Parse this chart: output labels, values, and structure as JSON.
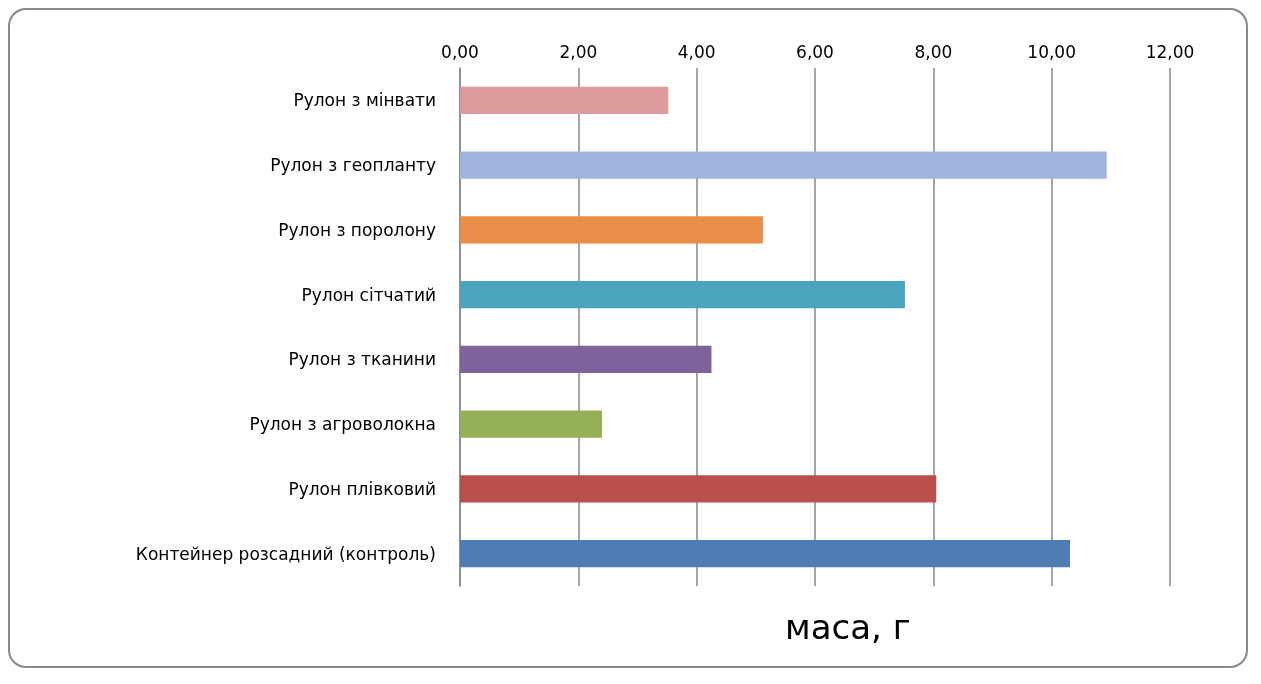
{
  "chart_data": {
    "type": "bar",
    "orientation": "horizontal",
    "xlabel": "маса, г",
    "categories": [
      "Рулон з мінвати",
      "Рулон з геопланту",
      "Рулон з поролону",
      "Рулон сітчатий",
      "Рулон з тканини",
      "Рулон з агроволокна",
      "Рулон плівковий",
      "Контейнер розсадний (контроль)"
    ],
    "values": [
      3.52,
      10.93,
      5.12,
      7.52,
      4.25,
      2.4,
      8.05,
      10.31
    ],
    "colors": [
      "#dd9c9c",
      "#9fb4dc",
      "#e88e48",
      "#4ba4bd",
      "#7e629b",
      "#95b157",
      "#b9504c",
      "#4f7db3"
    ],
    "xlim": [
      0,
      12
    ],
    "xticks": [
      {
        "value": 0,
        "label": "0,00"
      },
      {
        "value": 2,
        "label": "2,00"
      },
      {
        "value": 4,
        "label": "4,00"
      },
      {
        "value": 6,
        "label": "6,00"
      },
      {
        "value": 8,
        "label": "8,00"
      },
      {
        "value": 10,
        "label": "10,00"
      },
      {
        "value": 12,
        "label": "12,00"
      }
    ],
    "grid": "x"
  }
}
***
→ **PROMPT**
Extract every line that has the string "values" in it.

→ **RESPONSE TO THIS EXERCISE**
Parse this chart: output labels, values, and structure as JSON.
    "values": [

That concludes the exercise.